Restate each entry word for word, leaving nothing out.
━━━━━ Source data ━━━━━
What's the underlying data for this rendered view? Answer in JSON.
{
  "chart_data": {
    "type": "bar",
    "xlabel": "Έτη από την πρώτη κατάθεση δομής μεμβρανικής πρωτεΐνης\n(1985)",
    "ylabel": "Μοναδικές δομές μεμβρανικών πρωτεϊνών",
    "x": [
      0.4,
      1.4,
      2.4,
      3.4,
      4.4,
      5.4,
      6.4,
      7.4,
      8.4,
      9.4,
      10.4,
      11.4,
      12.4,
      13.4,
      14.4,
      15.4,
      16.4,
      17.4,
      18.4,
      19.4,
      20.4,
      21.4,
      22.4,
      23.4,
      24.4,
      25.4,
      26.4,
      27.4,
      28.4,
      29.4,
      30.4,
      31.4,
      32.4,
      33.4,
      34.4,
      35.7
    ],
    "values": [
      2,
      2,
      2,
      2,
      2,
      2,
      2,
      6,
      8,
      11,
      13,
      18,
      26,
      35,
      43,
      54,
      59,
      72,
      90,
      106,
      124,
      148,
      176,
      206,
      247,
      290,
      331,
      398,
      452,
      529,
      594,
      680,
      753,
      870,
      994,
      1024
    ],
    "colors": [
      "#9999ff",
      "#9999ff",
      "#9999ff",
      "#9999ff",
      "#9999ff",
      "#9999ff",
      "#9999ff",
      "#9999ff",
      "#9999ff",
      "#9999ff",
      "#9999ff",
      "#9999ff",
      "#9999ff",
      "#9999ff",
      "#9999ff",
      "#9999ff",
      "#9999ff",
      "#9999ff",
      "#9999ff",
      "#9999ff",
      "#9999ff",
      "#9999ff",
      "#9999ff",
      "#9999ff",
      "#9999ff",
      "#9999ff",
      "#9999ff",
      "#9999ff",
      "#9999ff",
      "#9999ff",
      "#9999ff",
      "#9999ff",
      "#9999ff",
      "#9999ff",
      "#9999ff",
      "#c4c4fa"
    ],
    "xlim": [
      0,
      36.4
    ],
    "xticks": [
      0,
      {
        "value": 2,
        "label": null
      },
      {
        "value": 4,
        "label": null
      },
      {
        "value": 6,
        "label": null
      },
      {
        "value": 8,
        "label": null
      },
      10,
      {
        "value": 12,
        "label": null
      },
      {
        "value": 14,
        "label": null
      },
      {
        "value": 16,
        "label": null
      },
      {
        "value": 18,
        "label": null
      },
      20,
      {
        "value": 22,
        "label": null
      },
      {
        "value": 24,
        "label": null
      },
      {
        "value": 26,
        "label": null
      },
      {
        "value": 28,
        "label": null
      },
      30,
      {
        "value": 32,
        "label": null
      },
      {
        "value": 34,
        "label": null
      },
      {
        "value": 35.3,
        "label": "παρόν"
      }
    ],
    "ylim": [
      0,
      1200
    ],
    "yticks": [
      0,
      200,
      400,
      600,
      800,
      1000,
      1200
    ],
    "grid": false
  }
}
━━━━━
(Result):
What's the underlying data for this rendered view? Answer in JSON.
{
  "chart_data": {
    "type": "bar",
    "xlabel": "Έτη από την πρώτη κατάθεση δομής μεμβρανικής πρωτεΐνης\n(1985)",
    "ylabel": "Μοναδικές δομές μεμβρανικών πρωτεϊνών",
    "x": [
      0.4,
      1.4,
      2.4,
      3.4,
      4.4,
      5.4,
      6.4,
      7.4,
      8.4,
      9.4,
      10.4,
      11.4,
      12.4,
      13.4,
      14.4,
      15.4,
      16.4,
      17.4,
      18.4,
      19.4,
      20.4,
      21.4,
      22.4,
      23.4,
      24.4,
      25.4,
      26.4,
      27.4,
      28.4,
      29.4,
      30.4,
      31.4,
      32.4,
      33.4,
      34.4,
      35.7
    ],
    "values": [
      2,
      2,
      2,
      2,
      2,
      2,
      2,
      6,
      8,
      11,
      13,
      18,
      26,
      35,
      43,
      54,
      59,
      72,
      90,
      106,
      124,
      148,
      176,
      206,
      247,
      290,
      331,
      398,
      452,
      529,
      594,
      680,
      753,
      870,
      994,
      1024
    ],
    "colors": [
      "#9999ff",
      "#9999ff",
      "#9999ff",
      "#9999ff",
      "#9999ff",
      "#9999ff",
      "#9999ff",
      "#9999ff",
      "#9999ff",
      "#9999ff",
      "#9999ff",
      "#9999ff",
      "#9999ff",
      "#9999ff",
      "#9999ff",
      "#9999ff",
      "#9999ff",
      "#9999ff",
      "#9999ff",
      "#9999ff",
      "#9999ff",
      "#9999ff",
      "#9999ff",
      "#9999ff",
      "#9999ff",
      "#9999ff",
      "#9999ff",
      "#9999ff",
      "#9999ff",
      "#9999ff",
      "#9999ff",
      "#9999ff",
      "#9999ff",
      "#9999ff",
      "#9999ff",
      "#c4c4fa"
    ],
    "xlim": [
      0,
      36.4
    ],
    "xticks": [
      0,
      {
        "value": 2,
        "label": null
      },
      {
        "value": 4,
        "label": null
      },
      {
        "value": 6,
        "label": null
      },
      {
        "value": 8,
        "label": null
      },
      10,
      {
        "value": 12,
        "label": null
      },
      {
        "value": 14,
        "label": null
      },
      {
        "value": 16,
        "label": null
      },
      {
        "value": 18,
        "label": null
      },
      20,
      {
        "value": 22,
        "label": null
      },
      {
        "value": 24,
        "label": null
      },
      {
        "value": 26,
        "label": null
      },
      {
        "value": 28,
        "label": null
      },
      30,
      {
        "value": 32,
        "label": null
      },
      {
        "value": 34,
        "label": null
      },
      {
        "value": 35.3,
        "label": "παρόν"
      }
    ],
    "ylim": [
      0,
      1200
    ],
    "yticks": [
      0,
      200,
      400,
      600,
      800,
      1000,
      1200
    ],
    "grid": false
  }
}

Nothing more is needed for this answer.